## SET PROBLEM:
Give a verbatim copy of the lines below, minus the pictures.

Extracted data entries
════════════════

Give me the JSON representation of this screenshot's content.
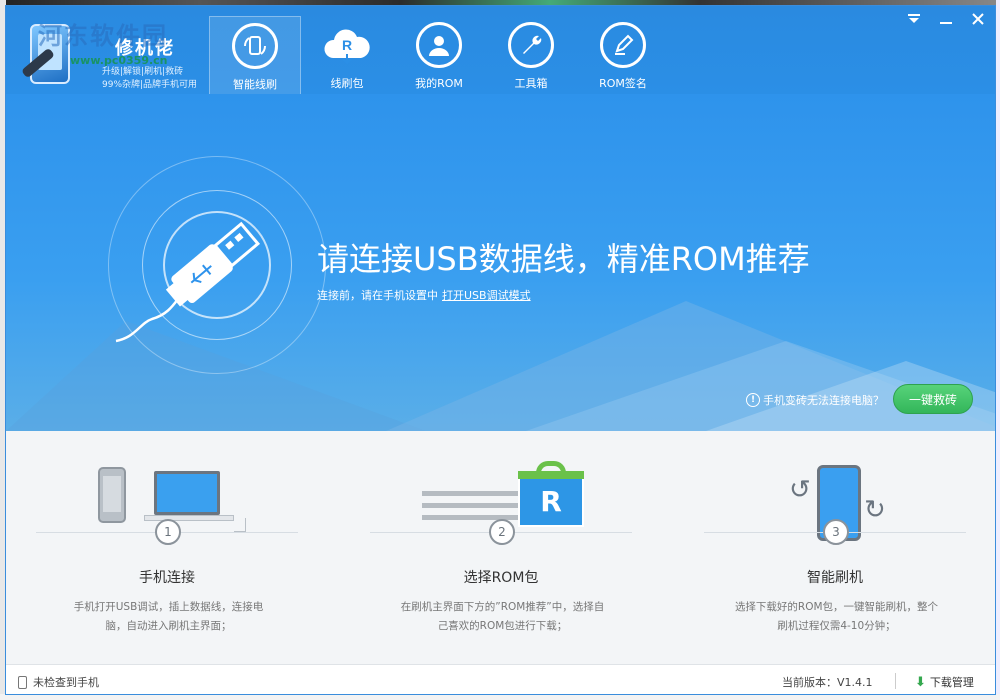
{
  "app": {
    "title": "修机佬",
    "tagline1": "升级|解锁|刷机|救砖",
    "tagline2": "99%杂牌|品牌手机可用",
    "watermark": "河东软件园",
    "watermark_url": "www.pc0359.cn"
  },
  "nav": [
    {
      "label": "智能线刷",
      "icon": "phone-refresh-icon",
      "active": true
    },
    {
      "label": "线刷包",
      "icon": "cloud-download-icon",
      "active": false
    },
    {
      "label": "我的ROM",
      "icon": "user-icon",
      "active": false
    },
    {
      "label": "工具箱",
      "icon": "wrench-icon",
      "active": false
    },
    {
      "label": "ROM签名",
      "icon": "pen-icon",
      "active": false
    }
  ],
  "hero": {
    "title": "请连接USB数据线，精准ROM推荐",
    "subtitle": "连接前，请在手机设置中",
    "link": "打开USB调试模式",
    "brick_question": "手机变砖无法连接电脑？",
    "brick_button": "一键救砖"
  },
  "steps": [
    {
      "num": "1",
      "title": "手机连接",
      "desc": "手机打开USB调试，插上数据线，连接电脑，自动进入刷机主界面；"
    },
    {
      "num": "2",
      "title": "选择ROM包",
      "desc": "在刷机主界面下方的”ROM推荐”中，选择自己喜欢的ROM包进行下载；"
    },
    {
      "num": "3",
      "title": "智能刷机",
      "desc": "选择下载好的ROM包，一键智能刷机，整个刷机过程仅需4-10分钟；"
    }
  ],
  "status": {
    "phone_status": "未检查到手机",
    "version": "当前版本：V1.4.1",
    "download": "下载管理"
  },
  "colors": {
    "header_blue": "#2a8ae0",
    "accent_green": "#33b65a"
  }
}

════════════════

## EXERCISE ANSWER:
Give me the JSON representation of this screenshot's content.
{
  "app": {
    "title": "修机佬",
    "tagline1": "升级|解锁|刷机|救砖",
    "tagline2": "99%杂牌|品牌手机可用",
    "watermark": "河东软件园",
    "watermark_url": "www.pc0359.cn"
  },
  "nav": [
    {
      "label": "智能线刷",
      "icon": "phone-refresh-icon",
      "active": true
    },
    {
      "label": "线刷包",
      "icon": "cloud-download-icon",
      "active": false
    },
    {
      "label": "我的ROM",
      "icon": "user-icon",
      "active": false
    },
    {
      "label": "工具箱",
      "icon": "wrench-icon",
      "active": false
    },
    {
      "label": "ROM签名",
      "icon": "pen-icon",
      "active": false
    }
  ],
  "hero": {
    "title": "请连接USB数据线，精准ROM推荐",
    "subtitle": "连接前，请在手机设置中",
    "link": "打开USB调试模式",
    "brick_question": "手机变砖无法连接电脑？",
    "brick_button": "一键救砖"
  },
  "steps": [
    {
      "num": "1",
      "title": "手机连接",
      "desc": "手机打开USB调试，插上数据线，连接电脑，自动进入刷机主界面；"
    },
    {
      "num": "2",
      "title": "选择ROM包",
      "desc": "在刷机主界面下方的”ROM推荐”中，选择自己喜欢的ROM包进行下载；"
    },
    {
      "num": "3",
      "title": "智能刷机",
      "desc": "选择下载好的ROM包，一键智能刷机，整个刷机过程仅需4-10分钟；"
    }
  ],
  "status": {
    "phone_status": "未检查到手机",
    "version": "当前版本：V1.4.1",
    "download": "下载管理"
  },
  "colors": {
    "header_blue": "#2a8ae0",
    "accent_green": "#33b65a"
  }
}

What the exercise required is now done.